Extracts from a graphics dataset
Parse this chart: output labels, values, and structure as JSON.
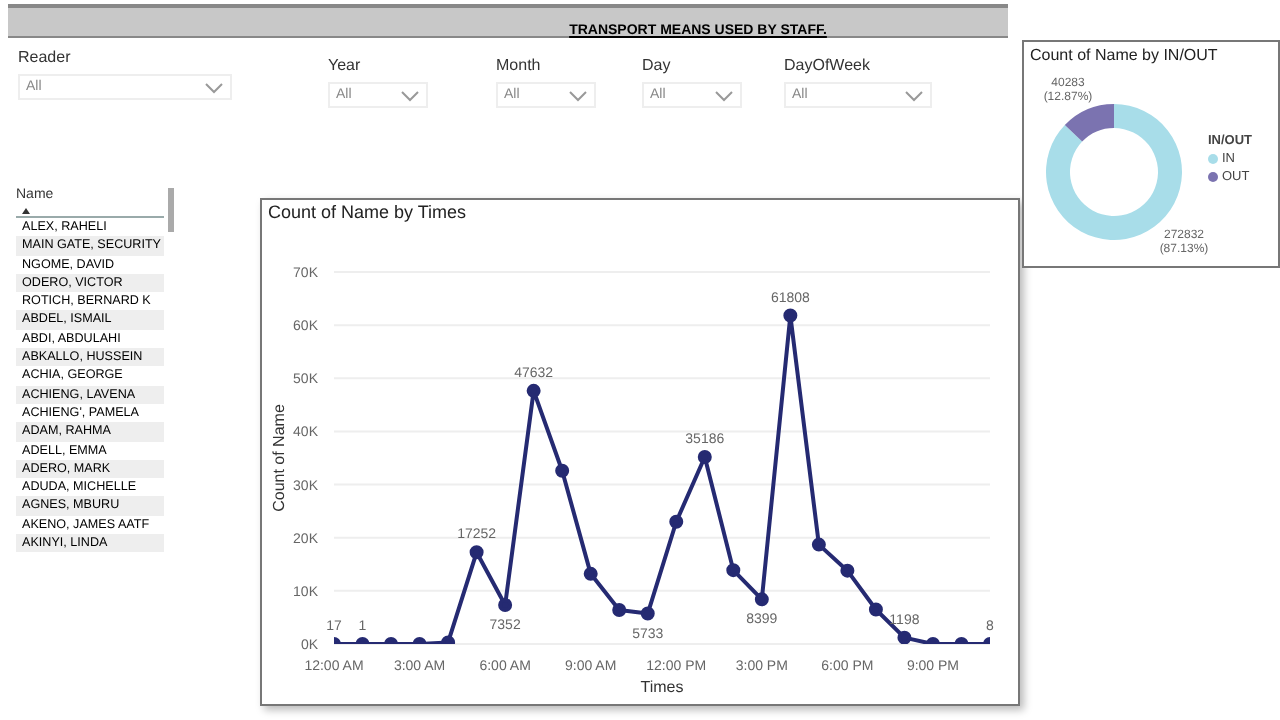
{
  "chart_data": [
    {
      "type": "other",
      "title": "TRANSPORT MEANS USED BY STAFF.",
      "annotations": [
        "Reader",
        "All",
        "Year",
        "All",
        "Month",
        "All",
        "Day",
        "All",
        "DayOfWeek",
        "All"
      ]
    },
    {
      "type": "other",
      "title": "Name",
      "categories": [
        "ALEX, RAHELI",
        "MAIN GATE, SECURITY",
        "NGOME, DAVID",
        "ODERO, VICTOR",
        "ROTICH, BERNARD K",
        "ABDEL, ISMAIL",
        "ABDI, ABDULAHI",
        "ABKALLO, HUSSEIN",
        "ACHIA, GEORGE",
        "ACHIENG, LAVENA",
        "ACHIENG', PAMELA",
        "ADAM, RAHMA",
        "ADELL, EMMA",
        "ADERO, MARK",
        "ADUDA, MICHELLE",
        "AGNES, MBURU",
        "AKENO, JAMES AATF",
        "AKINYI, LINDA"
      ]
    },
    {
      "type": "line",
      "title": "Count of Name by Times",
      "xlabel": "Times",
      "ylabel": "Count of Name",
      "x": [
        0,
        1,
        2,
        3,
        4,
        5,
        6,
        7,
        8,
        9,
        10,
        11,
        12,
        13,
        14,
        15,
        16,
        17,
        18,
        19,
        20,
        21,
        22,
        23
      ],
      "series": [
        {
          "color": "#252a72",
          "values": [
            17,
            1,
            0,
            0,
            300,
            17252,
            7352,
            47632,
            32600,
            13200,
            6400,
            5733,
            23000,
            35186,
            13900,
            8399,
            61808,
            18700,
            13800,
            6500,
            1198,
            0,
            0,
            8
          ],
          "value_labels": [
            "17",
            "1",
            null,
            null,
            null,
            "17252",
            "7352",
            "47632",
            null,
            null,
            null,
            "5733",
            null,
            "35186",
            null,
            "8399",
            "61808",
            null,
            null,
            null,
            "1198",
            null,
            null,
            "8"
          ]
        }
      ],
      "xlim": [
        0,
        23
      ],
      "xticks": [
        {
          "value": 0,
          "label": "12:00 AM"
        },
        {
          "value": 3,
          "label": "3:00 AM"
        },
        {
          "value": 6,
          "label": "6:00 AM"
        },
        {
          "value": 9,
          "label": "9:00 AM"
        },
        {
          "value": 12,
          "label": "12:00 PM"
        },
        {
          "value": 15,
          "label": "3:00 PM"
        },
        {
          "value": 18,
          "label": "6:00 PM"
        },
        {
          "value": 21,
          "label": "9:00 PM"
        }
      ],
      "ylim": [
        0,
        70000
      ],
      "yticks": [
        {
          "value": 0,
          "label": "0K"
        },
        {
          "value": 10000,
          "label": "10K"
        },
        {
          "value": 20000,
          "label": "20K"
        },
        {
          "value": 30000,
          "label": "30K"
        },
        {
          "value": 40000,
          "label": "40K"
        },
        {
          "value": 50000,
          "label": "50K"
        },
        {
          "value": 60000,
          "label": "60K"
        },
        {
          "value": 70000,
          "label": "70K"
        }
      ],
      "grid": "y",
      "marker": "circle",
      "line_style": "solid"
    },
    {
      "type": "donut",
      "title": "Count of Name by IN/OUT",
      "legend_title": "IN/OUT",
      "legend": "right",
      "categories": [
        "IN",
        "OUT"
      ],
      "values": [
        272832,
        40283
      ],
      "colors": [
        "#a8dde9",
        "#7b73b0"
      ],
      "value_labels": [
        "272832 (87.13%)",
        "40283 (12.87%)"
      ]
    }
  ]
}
--
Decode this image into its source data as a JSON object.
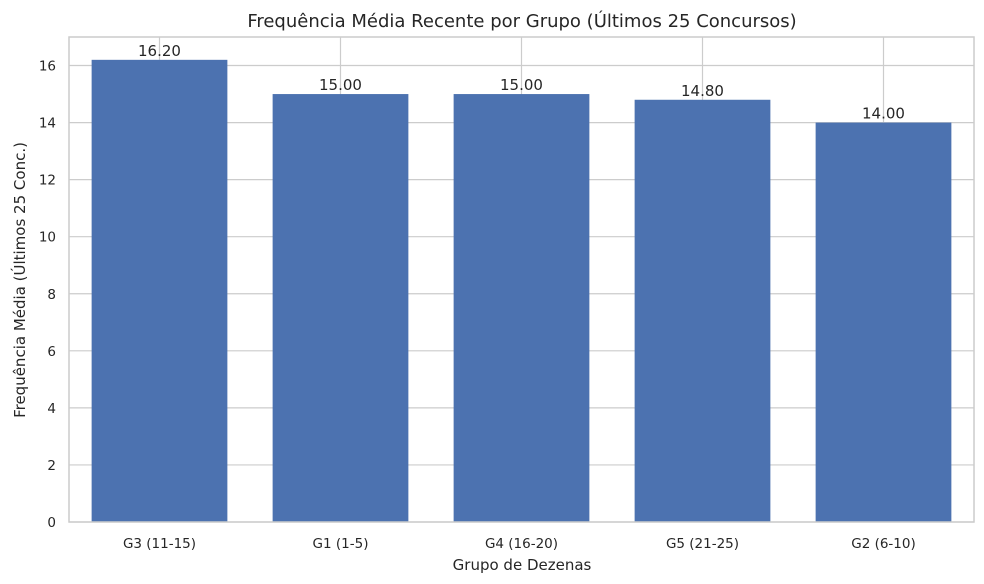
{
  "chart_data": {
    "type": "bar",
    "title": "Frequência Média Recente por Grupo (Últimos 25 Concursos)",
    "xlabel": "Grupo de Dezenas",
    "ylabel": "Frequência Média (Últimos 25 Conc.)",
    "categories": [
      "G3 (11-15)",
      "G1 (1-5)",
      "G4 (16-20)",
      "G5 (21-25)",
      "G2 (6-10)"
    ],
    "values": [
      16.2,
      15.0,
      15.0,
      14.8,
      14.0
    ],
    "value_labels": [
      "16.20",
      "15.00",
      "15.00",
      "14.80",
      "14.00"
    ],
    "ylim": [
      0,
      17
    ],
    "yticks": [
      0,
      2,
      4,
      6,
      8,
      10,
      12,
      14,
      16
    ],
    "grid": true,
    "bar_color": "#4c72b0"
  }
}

## What is asked
Copy every line of the listing that includes the string "Grupo".

## Completed task
    "title": "Frequência Média Recente por Grupo (Últimos 25 Concursos)",
    "xlabel": "Grupo de Dezenas",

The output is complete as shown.